### TASK STATEMENT
In the listing below, locate the lines that hold the string "title". Copy those lines.

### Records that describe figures
□ □ □ □ □

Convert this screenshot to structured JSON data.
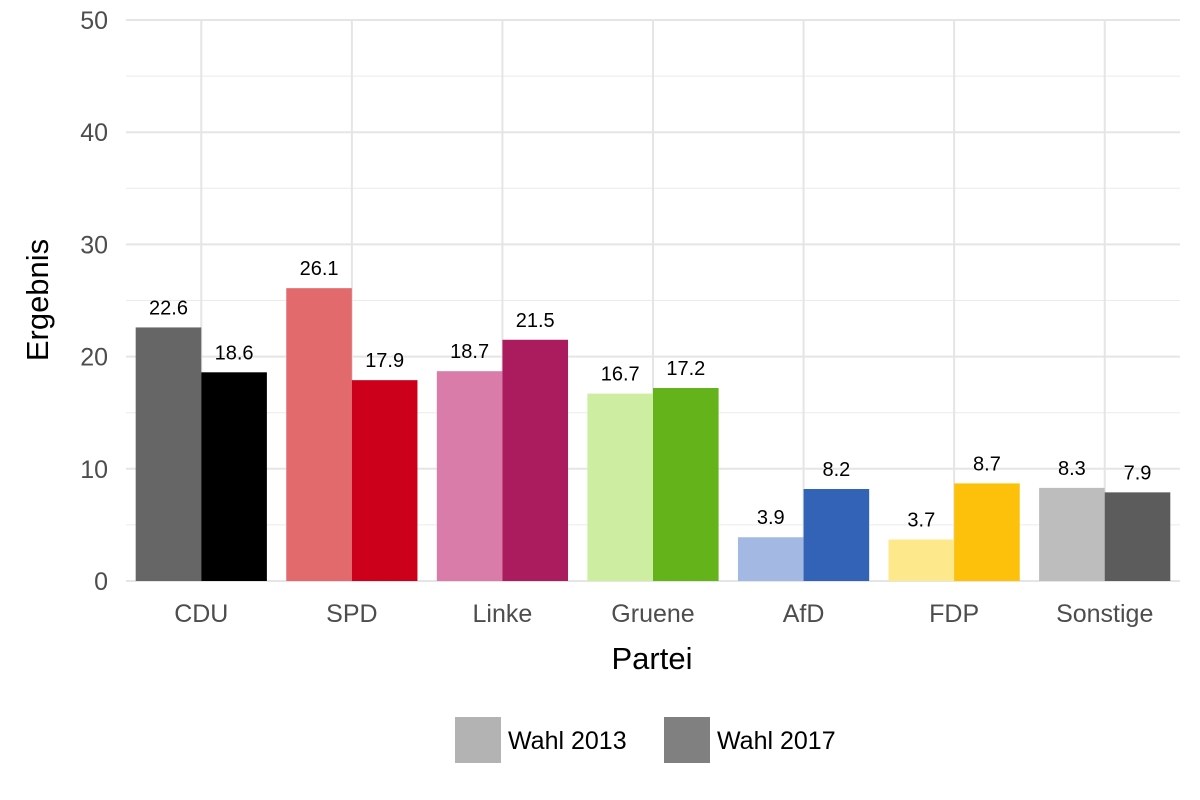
{
  "chart_data": {
    "type": "bar",
    "xlabel": "Partei",
    "ylabel": "Ergebnis",
    "ylim": [
      0,
      50
    ],
    "yticks": [
      0,
      10,
      20,
      30,
      40,
      50
    ],
    "grid": true,
    "legend_position": "bottom",
    "categories": [
      "CDU",
      "SPD",
      "Linke",
      "Gruene",
      "AfD",
      "FDP",
      "Sonstige"
    ],
    "series": [
      {
        "name": "Wahl 2013",
        "values": [
          22.6,
          26.1,
          18.7,
          16.7,
          3.9,
          3.7,
          8.3
        ],
        "colors": [
          "#666666",
          "#e36a6c",
          "#d97caa",
          "#cdeda0",
          "#a3b8e3",
          "#fde98c",
          "#bdbdbd"
        ],
        "legend_color": "#b3b3b3"
      },
      {
        "name": "Wahl 2017",
        "values": [
          18.6,
          17.9,
          21.5,
          17.2,
          8.2,
          8.7,
          7.9
        ],
        "colors": [
          "#000000",
          "#cd001b",
          "#ab1c5f",
          "#64b31a",
          "#3363b6",
          "#fdc10c",
          "#5c5c5c"
        ],
        "legend_color": "#808080"
      }
    ]
  }
}
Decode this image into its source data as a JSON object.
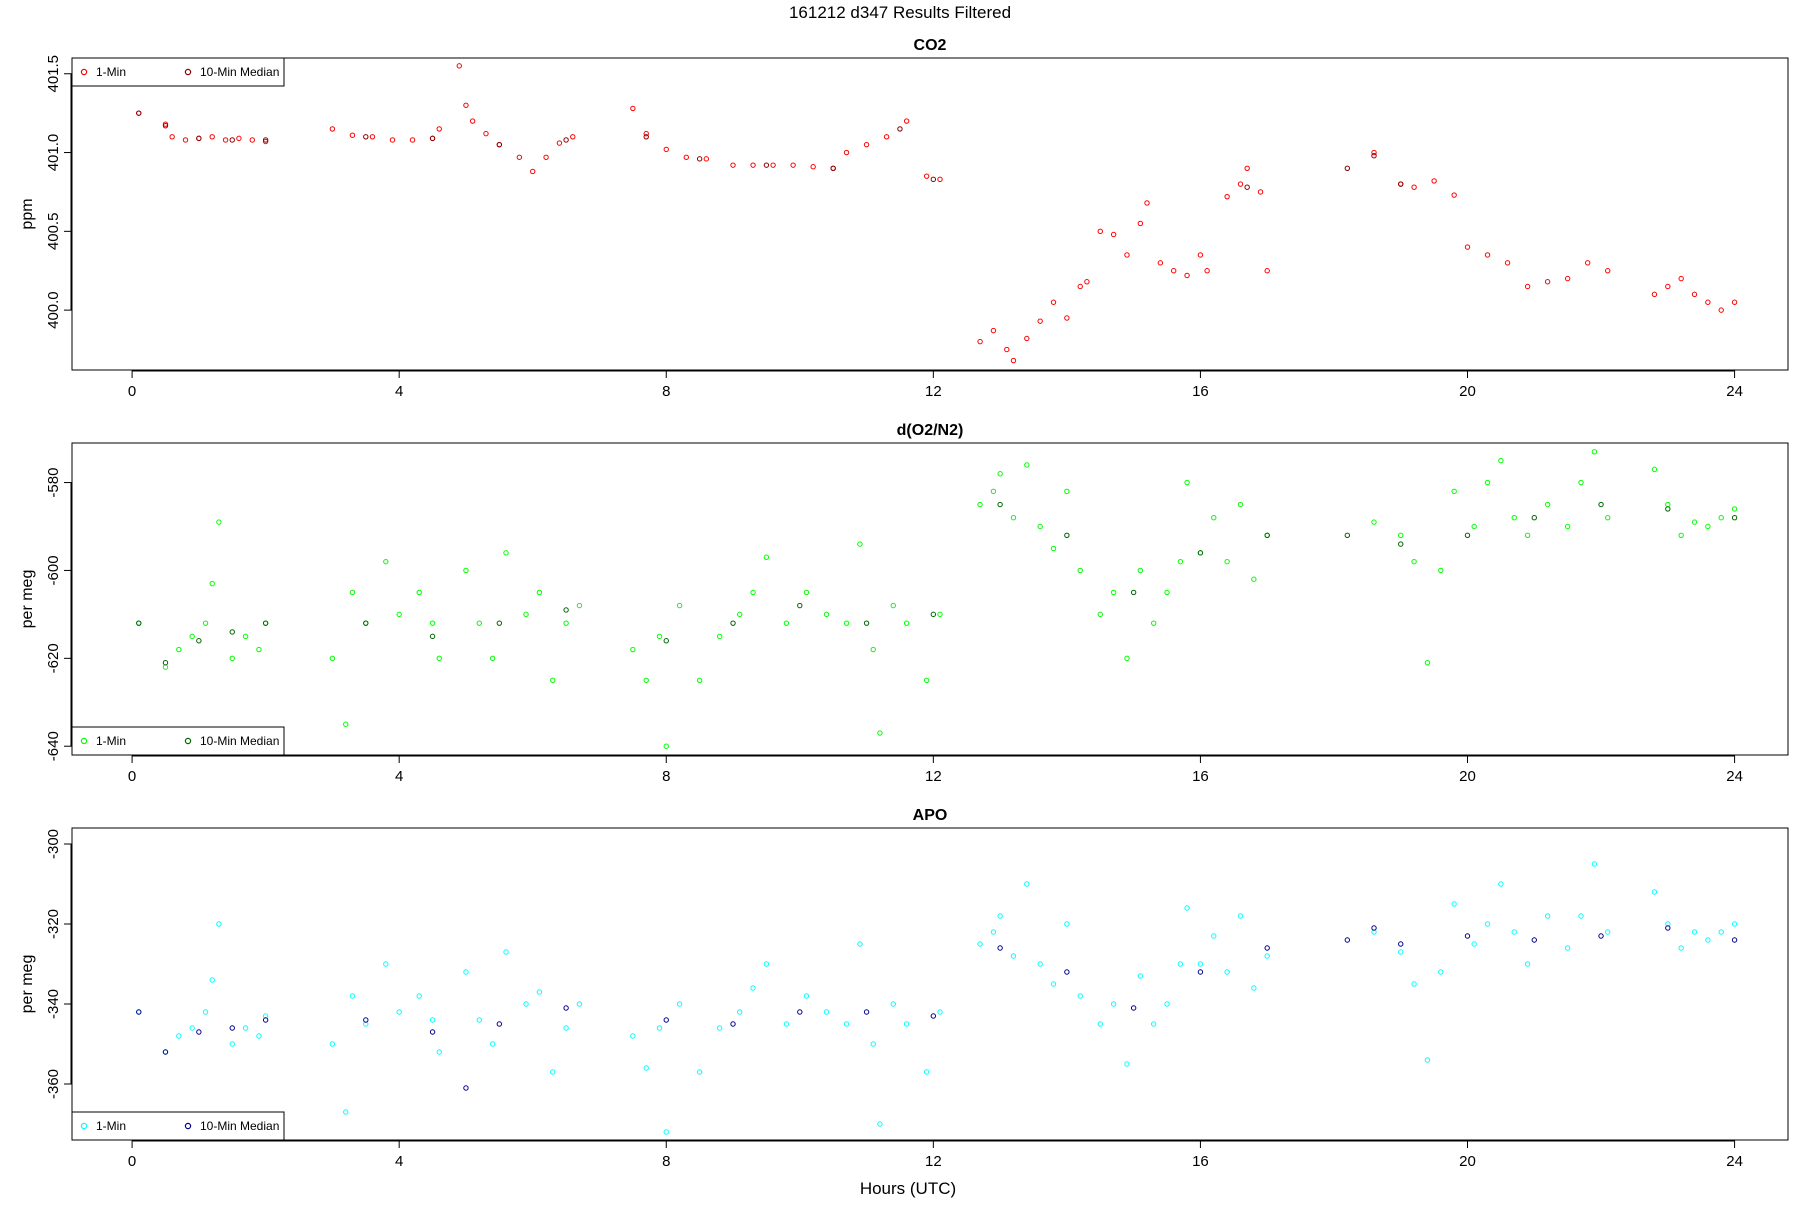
{
  "figure": {
    "title": "161212   d347   Results Filtered",
    "xlabel": "Hours (UTC)"
  },
  "chart_data": [
    {
      "type": "scatter",
      "title": "CO2",
      "xlabel": "",
      "ylabel": "ppm",
      "xlim": [
        -0.9,
        24.8
      ],
      "ylim": [
        399.62,
        401.6
      ],
      "xticks": [
        0,
        4,
        8,
        12,
        16,
        20,
        24
      ],
      "yticks": [
        400.0,
        400.5,
        401.0,
        401.5
      ],
      "ytick_labels": [
        "400.0",
        "400.5",
        "401.0",
        "401.5"
      ],
      "legend_position": "top-left",
      "grid": false,
      "series": [
        {
          "name": "1-Min",
          "color": "#ff0000",
          "x": [
            0.1,
            0.5,
            0.6,
            0.8,
            1.0,
            1.2,
            1.4,
            1.6,
            1.8,
            2.0,
            3.0,
            3.3,
            3.6,
            3.9,
            4.2,
            4.5,
            4.6,
            4.9,
            5.0,
            5.1,
            5.3,
            5.5,
            5.8,
            6.0,
            6.2,
            6.4,
            6.6,
            7.5,
            7.7,
            8.0,
            8.3,
            8.6,
            9.0,
            9.3,
            9.6,
            9.9,
            10.2,
            10.5,
            10.7,
            11.0,
            11.3,
            11.6,
            11.9,
            12.1,
            12.7,
            12.9,
            13.1,
            13.2,
            13.4,
            13.6,
            13.8,
            14.0,
            14.2,
            14.3,
            14.5,
            14.7,
            14.9,
            15.1,
            15.2,
            15.4,
            15.6,
            15.8,
            16.0,
            16.1,
            16.4,
            16.6,
            16.7,
            16.9,
            17.0,
            18.6,
            19.0,
            19.2,
            19.5,
            19.8,
            20.0,
            20.3,
            20.6,
            20.9,
            21.2,
            21.5,
            21.8,
            22.1,
            22.8,
            23.0,
            23.2,
            23.4,
            23.6,
            23.8,
            24.0
          ],
          "y": [
            401.25,
            401.18,
            401.1,
            401.08,
            401.09,
            401.1,
            401.08,
            401.09,
            401.08,
            401.07,
            401.15,
            401.11,
            401.1,
            401.08,
            401.08,
            401.09,
            401.15,
            401.55,
            401.3,
            401.2,
            401.12,
            401.05,
            400.97,
            400.88,
            400.97,
            401.06,
            401.1,
            401.28,
            401.12,
            401.02,
            400.97,
            400.96,
            400.92,
            400.92,
            400.92,
            400.92,
            400.91,
            400.9,
            401.0,
            401.05,
            401.1,
            401.2,
            400.85,
            400.83,
            399.8,
            399.87,
            399.75,
            399.68,
            399.82,
            399.93,
            400.05,
            399.95,
            400.15,
            400.18,
            400.5,
            400.48,
            400.35,
            400.55,
            400.68,
            400.3,
            400.25,
            400.22,
            400.35,
            400.25,
            400.72,
            400.8,
            400.9,
            400.75,
            400.25,
            401.0,
            400.8,
            400.78,
            400.82,
            400.73,
            400.4,
            400.35,
            400.3,
            400.15,
            400.18,
            400.2,
            400.3,
            400.25,
            400.1,
            400.15,
            400.2,
            400.1,
            400.05,
            400.0,
            400.05
          ]
        },
        {
          "name": "10-Min Median",
          "color": "#8b0000",
          "x": [
            0.1,
            0.5,
            1.0,
            1.5,
            2.0,
            3.5,
            4.5,
            5.5,
            6.5,
            7.7,
            8.5,
            9.5,
            10.5,
            11.5,
            12.0,
            16.7,
            18.2,
            18.6,
            19.0
          ],
          "y": [
            401.25,
            401.17,
            401.09,
            401.08,
            401.08,
            401.1,
            401.09,
            401.05,
            401.08,
            401.1,
            400.96,
            400.92,
            400.9,
            401.15,
            400.83,
            400.78,
            400.9,
            400.98,
            400.8
          ]
        }
      ]
    },
    {
      "type": "scatter",
      "title": "d(O2/N2)",
      "xlabel": "",
      "ylabel": "per meg",
      "xlim": [
        -0.9,
        24.8
      ],
      "ylim": [
        -642,
        -571
      ],
      "xticks": [
        0,
        4,
        8,
        12,
        16,
        20,
        24
      ],
      "yticks": [
        -640,
        -620,
        -600,
        -580
      ],
      "ytick_labels": [
        "-640",
        "-620",
        "-600",
        "-580"
      ],
      "legend_position": "bottom-left",
      "grid": false,
      "series": [
        {
          "name": "1-Min",
          "color": "#00ff00",
          "x": [
            0.1,
            0.5,
            0.7,
            0.9,
            1.1,
            1.2,
            1.3,
            1.5,
            1.7,
            1.9,
            2.0,
            3.0,
            3.2,
            3.3,
            3.5,
            3.8,
            4.0,
            4.3,
            4.5,
            4.6,
            5.0,
            5.2,
            5.4,
            5.6,
            5.9,
            6.1,
            6.3,
            6.5,
            6.7,
            7.5,
            7.7,
            7.9,
            8.0,
            8.2,
            8.5,
            8.8,
            9.1,
            9.3,
            9.5,
            9.8,
            10.1,
            10.4,
            10.7,
            10.9,
            11.1,
            11.2,
            11.4,
            11.6,
            11.9,
            12.1,
            12.7,
            12.9,
            13.0,
            13.2,
            13.4,
            13.6,
            13.8,
            14.0,
            14.2,
            14.5,
            14.7,
            14.9,
            15.1,
            15.3,
            15.5,
            15.7,
            15.8,
            16.0,
            16.2,
            16.4,
            16.6,
            16.8,
            17.0,
            18.6,
            19.0,
            19.2,
            19.4,
            19.6,
            19.8,
            20.1,
            20.3,
            20.5,
            20.7,
            20.9,
            21.2,
            21.5,
            21.7,
            21.9,
            22.1,
            22.8,
            23.0,
            23.2,
            23.4,
            23.6,
            23.8,
            24.0
          ],
          "y": [
            -612,
            -622,
            -618,
            -615,
            -612,
            -603,
            -589,
            -620,
            -615,
            -618,
            -612,
            -620,
            -635,
            -605,
            -612,
            -598,
            -610,
            -605,
            -612,
            -620,
            -600,
            -612,
            -620,
            -596,
            -610,
            -605,
            -625,
            -612,
            -608,
            -618,
            -625,
            -615,
            -640,
            -608,
            -625,
            -615,
            -610,
            -605,
            -597,
            -612,
            -605,
            -610,
            -612,
            -594,
            -618,
            -637,
            -608,
            -612,
            -625,
            -610,
            -585,
            -582,
            -578,
            -588,
            -576,
            -590,
            -595,
            -582,
            -600,
            -610,
            -605,
            -620,
            -600,
            -612,
            -605,
            -598,
            -580,
            -596,
            -588,
            -598,
            -585,
            -602,
            -592,
            -589,
            -592,
            -598,
            -621,
            -600,
            -582,
            -590,
            -580,
            -575,
            -588,
            -592,
            -585,
            -590,
            -580,
            -573,
            -588,
            -577,
            -585,
            -592,
            -589,
            -590,
            -588,
            -586
          ]
        },
        {
          "name": "10-Min Median",
          "color": "#006400",
          "x": [
            0.1,
            0.5,
            1.0,
            1.5,
            2.0,
            3.5,
            4.5,
            5.5,
            6.5,
            8.0,
            9.0,
            10.0,
            11.0,
            12.0,
            13.0,
            14.0,
            15.0,
            16.0,
            17.0,
            18.2,
            19.0,
            20.0,
            21.0,
            22.0,
            23.0,
            24.0
          ],
          "y": [
            -612,
            -621,
            -616,
            -614,
            -612,
            -612,
            -615,
            -612,
            -609,
            -616,
            -612,
            -608,
            -612,
            -610,
            -585,
            -592,
            -605,
            -596,
            -592,
            -592,
            -594,
            -592,
            -588,
            -585,
            -586,
            -588
          ]
        }
      ]
    },
    {
      "type": "scatter",
      "title": "APO",
      "xlabel": "Hours (UTC)",
      "ylabel": "per meg",
      "xlim": [
        -0.9,
        24.8
      ],
      "ylim": [
        -374,
        -296
      ],
      "xticks": [
        0,
        4,
        8,
        12,
        16,
        20,
        24
      ],
      "yticks": [
        -360,
        -340,
        -320,
        -300
      ],
      "ytick_labels": [
        "-360",
        "-340",
        "-320",
        "-300"
      ],
      "legend_position": "bottom-left",
      "grid": false,
      "series": [
        {
          "name": "1-Min",
          "color": "#00ffff",
          "x": [
            0.1,
            0.5,
            0.7,
            0.9,
            1.1,
            1.2,
            1.3,
            1.5,
            1.7,
            1.9,
            2.0,
            3.0,
            3.2,
            3.3,
            3.5,
            3.8,
            4.0,
            4.3,
            4.5,
            4.6,
            5.0,
            5.2,
            5.4,
            5.6,
            5.9,
            6.1,
            6.3,
            6.5,
            6.7,
            7.5,
            7.7,
            7.9,
            8.0,
            8.2,
            8.5,
            8.8,
            9.1,
            9.3,
            9.5,
            9.8,
            10.1,
            10.4,
            10.7,
            10.9,
            11.1,
            11.2,
            11.4,
            11.6,
            11.9,
            12.1,
            12.7,
            12.9,
            13.0,
            13.2,
            13.4,
            13.6,
            13.8,
            14.0,
            14.2,
            14.5,
            14.7,
            14.9,
            15.1,
            15.3,
            15.5,
            15.7,
            15.8,
            16.0,
            16.2,
            16.4,
            16.6,
            16.8,
            17.0,
            18.6,
            19.0,
            19.2,
            19.4,
            19.6,
            19.8,
            20.1,
            20.3,
            20.5,
            20.7,
            20.9,
            21.2,
            21.5,
            21.7,
            21.9,
            22.1,
            22.8,
            23.0,
            23.2,
            23.4,
            23.6,
            23.8,
            24.0
          ],
          "y": [
            -342,
            -352,
            -348,
            -346,
            -342,
            -334,
            -320,
            -350,
            -346,
            -348,
            -343,
            -350,
            -367,
            -338,
            -345,
            -330,
            -342,
            -338,
            -344,
            -352,
            -332,
            -344,
            -350,
            -327,
            -340,
            -337,
            -357,
            -346,
            -340,
            -348,
            -356,
            -346,
            -372,
            -340,
            -357,
            -346,
            -342,
            -336,
            -330,
            -345,
            -338,
            -342,
            -345,
            -325,
            -350,
            -370,
            -340,
            -345,
            -357,
            -342,
            -325,
            -322,
            -318,
            -328,
            -310,
            -330,
            -335,
            -320,
            -338,
            -345,
            -340,
            -355,
            -333,
            -345,
            -340,
            -330,
            -316,
            -330,
            -323,
            -332,
            -318,
            -336,
            -328,
            -322,
            -327,
            -335,
            -354,
            -332,
            -315,
            -325,
            -320,
            -310,
            -322,
            -330,
            -318,
            -326,
            -318,
            -305,
            -322,
            -312,
            -320,
            -326,
            -322,
            -324,
            -322,
            -320
          ]
        },
        {
          "name": "10-Min Median",
          "color": "#00008b",
          "x": [
            0.1,
            0.5,
            1.0,
            1.5,
            2.0,
            3.5,
            4.5,
            5.0,
            5.5,
            6.5,
            8.0,
            9.0,
            10.0,
            11.0,
            12.0,
            13.0,
            14.0,
            15.0,
            16.0,
            17.0,
            18.2,
            18.6,
            19.0,
            20.0,
            21.0,
            22.0,
            23.0,
            24.0
          ],
          "y": [
            -342,
            -352,
            -347,
            -346,
            -344,
            -344,
            -347,
            -361,
            -345,
            -341,
            -344,
            -345,
            -342,
            -342,
            -343,
            -326,
            -332,
            -341,
            -332,
            -326,
            -324,
            -321,
            -325,
            -323,
            -324,
            -323,
            -321,
            -324
          ]
        }
      ]
    }
  ]
}
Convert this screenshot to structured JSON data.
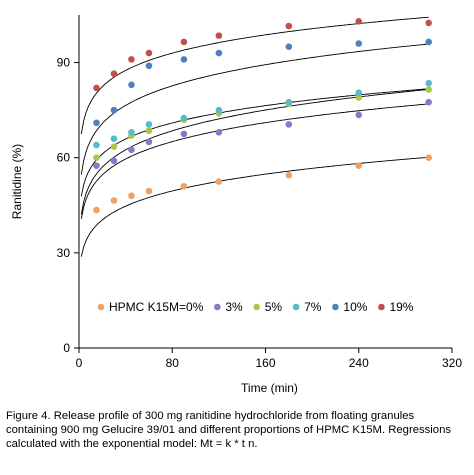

□ □ □ □ □

### WRITTEN ANSWER
    "title": "161212   d347   Results Filtered",
      "title": "CO2",
      "title": "d(O2/N2)",
      "title": "APO",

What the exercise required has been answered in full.